**RECORDS FOR THIS EXERCISE:**
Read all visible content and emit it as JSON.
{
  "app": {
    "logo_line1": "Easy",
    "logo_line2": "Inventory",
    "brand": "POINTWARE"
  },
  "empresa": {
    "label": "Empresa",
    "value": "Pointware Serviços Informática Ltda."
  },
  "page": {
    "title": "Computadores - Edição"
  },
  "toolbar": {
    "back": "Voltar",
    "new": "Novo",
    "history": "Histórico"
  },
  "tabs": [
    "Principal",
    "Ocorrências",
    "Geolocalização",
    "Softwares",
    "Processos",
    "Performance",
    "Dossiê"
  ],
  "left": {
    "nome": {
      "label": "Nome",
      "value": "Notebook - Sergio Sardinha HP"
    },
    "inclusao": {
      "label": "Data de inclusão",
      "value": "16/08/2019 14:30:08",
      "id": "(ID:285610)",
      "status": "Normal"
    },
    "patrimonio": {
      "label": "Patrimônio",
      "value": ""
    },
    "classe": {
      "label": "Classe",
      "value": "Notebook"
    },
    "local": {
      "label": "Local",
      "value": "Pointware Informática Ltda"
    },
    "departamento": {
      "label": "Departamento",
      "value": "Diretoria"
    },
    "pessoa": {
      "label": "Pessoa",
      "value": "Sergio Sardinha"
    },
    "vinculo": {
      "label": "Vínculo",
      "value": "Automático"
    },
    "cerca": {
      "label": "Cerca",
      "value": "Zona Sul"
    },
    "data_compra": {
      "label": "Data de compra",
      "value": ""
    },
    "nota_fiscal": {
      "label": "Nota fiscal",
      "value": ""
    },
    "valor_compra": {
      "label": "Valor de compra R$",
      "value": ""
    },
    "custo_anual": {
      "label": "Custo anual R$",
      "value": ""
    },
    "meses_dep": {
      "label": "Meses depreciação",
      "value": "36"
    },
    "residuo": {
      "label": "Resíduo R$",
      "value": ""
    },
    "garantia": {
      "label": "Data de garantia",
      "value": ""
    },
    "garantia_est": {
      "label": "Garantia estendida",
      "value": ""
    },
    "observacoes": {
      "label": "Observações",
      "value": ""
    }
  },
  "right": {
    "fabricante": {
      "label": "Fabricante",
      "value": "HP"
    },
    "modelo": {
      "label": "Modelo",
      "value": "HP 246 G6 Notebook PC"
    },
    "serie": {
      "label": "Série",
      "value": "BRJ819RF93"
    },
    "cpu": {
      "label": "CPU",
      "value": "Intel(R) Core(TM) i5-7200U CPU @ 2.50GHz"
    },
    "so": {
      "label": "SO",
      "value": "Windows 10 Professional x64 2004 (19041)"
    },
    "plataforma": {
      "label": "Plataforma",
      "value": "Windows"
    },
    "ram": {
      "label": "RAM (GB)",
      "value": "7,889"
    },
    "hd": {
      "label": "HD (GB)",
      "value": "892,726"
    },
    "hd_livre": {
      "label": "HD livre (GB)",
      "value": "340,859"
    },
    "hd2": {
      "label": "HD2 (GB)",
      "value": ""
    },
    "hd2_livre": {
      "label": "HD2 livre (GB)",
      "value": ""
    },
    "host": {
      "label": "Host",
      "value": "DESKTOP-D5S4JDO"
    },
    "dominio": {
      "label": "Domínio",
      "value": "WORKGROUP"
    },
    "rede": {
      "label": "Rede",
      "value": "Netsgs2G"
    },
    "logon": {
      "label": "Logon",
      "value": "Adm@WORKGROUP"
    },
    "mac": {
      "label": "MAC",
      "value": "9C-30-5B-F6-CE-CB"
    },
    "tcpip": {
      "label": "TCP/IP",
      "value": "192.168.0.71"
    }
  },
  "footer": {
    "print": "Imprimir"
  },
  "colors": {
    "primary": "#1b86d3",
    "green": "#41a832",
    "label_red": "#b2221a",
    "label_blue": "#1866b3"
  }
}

**GIVEN INSTRUCTION:**
Copy every line that contains the string "Notebook".

**ANSWER IN FULL:**
      "value": "Notebook - Sergio Sardinha HP"
      "value": "Notebook"
      "value": "HP 246 G6 Notebook PC"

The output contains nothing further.